**RAW DATA:**
※ ※ ※

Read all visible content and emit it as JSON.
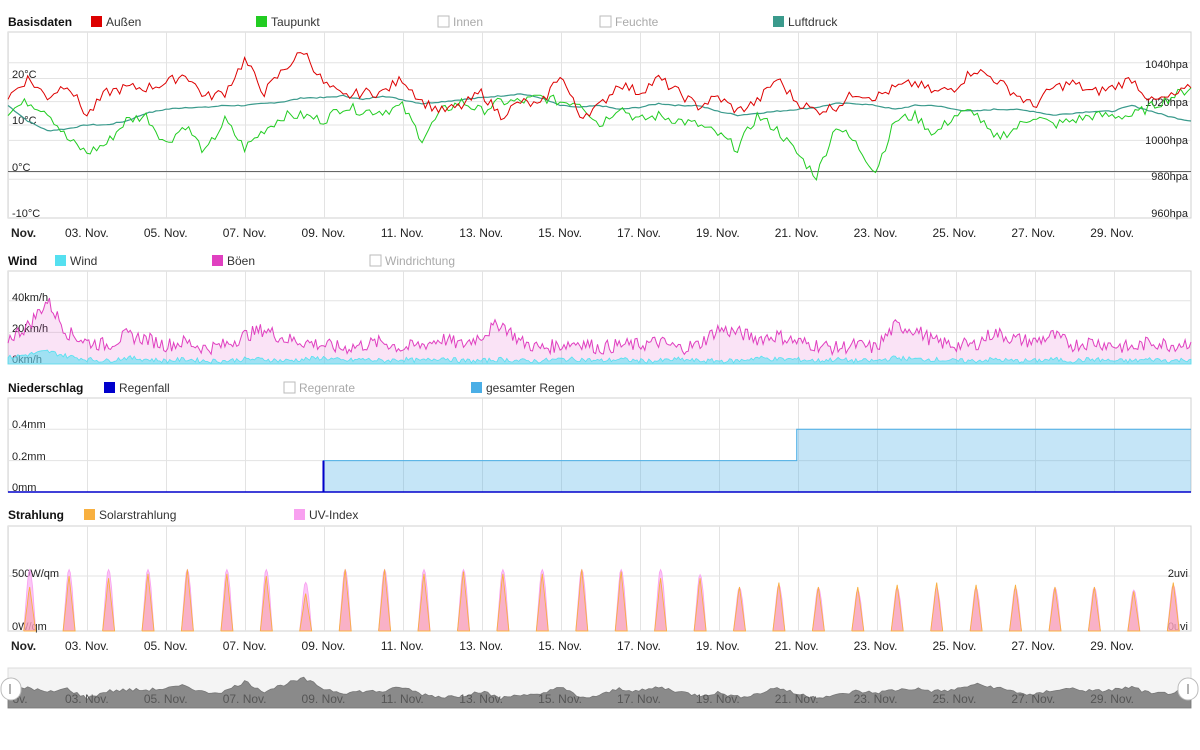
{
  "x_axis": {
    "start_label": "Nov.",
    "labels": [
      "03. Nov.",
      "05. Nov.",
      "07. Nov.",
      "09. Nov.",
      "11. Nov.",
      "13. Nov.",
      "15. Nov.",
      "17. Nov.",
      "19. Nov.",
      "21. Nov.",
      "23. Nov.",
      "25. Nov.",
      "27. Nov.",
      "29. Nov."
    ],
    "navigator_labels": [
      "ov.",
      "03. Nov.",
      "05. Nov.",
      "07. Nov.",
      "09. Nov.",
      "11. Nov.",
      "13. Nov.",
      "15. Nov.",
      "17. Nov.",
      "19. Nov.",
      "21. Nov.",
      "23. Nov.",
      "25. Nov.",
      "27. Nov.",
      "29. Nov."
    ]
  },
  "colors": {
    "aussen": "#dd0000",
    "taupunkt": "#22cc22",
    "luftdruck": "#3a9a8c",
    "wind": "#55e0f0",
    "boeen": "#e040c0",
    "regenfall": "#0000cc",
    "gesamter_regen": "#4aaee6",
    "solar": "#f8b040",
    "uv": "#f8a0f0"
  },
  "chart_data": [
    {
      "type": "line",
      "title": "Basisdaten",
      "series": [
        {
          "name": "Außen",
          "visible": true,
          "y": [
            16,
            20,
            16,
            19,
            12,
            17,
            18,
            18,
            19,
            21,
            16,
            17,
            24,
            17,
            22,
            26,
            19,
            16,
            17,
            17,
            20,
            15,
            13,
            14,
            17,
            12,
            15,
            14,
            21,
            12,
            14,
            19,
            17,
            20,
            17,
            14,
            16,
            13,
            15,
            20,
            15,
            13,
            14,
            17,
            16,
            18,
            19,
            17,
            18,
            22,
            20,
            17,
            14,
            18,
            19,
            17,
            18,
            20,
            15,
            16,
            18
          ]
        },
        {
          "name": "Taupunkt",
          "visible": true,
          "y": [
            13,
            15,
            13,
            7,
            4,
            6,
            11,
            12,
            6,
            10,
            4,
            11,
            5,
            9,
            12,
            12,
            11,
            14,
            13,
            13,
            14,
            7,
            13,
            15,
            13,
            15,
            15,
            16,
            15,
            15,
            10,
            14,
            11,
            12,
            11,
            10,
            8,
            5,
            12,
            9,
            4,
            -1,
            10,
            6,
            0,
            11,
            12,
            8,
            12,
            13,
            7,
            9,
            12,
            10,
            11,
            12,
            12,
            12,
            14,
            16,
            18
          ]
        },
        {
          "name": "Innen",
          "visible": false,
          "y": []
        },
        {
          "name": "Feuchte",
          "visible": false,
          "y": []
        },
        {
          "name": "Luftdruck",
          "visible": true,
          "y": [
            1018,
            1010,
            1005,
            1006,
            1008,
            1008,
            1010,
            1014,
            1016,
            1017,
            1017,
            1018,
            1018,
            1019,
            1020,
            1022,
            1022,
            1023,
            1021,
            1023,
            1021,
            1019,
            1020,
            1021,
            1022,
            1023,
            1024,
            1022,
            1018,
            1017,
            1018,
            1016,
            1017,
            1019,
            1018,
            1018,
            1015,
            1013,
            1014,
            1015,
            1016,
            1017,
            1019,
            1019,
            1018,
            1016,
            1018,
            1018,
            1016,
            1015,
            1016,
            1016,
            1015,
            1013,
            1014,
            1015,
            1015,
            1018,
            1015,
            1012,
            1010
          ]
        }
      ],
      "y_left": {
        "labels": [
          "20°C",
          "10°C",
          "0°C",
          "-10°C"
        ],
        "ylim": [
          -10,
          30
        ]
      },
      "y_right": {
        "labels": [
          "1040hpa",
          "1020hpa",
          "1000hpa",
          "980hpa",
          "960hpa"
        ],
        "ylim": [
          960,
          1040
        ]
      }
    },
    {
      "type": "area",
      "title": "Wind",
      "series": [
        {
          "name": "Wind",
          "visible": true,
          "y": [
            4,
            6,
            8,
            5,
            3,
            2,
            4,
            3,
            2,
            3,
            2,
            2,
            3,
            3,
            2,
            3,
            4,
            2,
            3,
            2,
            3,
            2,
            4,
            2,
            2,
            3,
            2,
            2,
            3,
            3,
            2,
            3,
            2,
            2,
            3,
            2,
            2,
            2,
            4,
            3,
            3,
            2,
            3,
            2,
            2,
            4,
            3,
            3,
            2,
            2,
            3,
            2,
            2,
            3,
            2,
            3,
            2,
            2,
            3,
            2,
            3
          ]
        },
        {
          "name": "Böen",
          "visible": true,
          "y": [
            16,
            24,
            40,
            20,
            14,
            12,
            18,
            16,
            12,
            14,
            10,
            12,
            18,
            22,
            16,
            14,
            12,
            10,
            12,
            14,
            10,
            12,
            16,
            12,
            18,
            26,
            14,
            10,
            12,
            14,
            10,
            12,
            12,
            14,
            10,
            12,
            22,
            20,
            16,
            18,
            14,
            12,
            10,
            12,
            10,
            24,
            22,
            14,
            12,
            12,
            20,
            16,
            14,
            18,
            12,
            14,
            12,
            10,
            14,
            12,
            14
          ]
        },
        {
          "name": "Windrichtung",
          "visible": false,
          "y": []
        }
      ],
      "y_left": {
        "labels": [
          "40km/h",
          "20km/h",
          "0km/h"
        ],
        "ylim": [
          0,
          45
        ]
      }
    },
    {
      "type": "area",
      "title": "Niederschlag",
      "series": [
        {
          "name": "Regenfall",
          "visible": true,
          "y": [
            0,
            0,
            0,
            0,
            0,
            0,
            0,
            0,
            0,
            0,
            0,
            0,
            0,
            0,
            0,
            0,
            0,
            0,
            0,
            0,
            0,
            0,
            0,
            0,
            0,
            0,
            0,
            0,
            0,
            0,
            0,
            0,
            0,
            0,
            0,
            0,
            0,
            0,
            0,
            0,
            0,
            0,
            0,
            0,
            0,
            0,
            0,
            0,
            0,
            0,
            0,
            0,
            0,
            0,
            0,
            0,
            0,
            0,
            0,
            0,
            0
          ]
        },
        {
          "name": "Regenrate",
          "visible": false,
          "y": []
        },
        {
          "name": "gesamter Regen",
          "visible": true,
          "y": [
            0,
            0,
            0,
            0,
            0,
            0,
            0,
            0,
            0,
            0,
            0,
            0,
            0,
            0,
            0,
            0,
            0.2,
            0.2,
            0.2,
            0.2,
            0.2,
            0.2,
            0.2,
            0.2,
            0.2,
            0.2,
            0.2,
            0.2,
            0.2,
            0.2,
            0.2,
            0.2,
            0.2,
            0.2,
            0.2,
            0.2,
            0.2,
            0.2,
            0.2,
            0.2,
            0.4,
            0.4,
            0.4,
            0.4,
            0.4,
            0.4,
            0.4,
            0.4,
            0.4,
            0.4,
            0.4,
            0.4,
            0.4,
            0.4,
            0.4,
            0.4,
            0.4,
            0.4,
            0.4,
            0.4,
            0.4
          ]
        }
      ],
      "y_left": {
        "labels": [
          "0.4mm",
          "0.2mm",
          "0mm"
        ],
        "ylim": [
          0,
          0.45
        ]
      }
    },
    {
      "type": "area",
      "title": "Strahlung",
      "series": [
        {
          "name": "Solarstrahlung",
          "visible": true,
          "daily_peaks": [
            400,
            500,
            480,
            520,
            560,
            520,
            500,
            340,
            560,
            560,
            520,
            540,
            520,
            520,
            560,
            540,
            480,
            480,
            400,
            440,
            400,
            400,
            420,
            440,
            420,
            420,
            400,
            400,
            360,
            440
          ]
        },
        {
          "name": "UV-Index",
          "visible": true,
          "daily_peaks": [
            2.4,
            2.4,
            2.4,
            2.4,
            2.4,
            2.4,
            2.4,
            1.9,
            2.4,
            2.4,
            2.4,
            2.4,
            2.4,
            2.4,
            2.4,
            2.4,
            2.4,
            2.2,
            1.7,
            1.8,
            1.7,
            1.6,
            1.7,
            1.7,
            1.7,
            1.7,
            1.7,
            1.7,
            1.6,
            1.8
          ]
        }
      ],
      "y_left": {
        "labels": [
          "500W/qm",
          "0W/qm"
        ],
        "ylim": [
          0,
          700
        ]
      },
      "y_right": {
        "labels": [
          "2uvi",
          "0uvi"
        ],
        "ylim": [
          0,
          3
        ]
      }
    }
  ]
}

※ ※ ※

**GIVEN EXERCISE:**
Locate the word "title" in the entries, and copy every line where it is found.

**RESPONSE FOR THIS EXERCISE:**
      "title": "Basisdaten",
      "title": "Wind",
      "title": "Niederschlag",
      "title": "Strahlung",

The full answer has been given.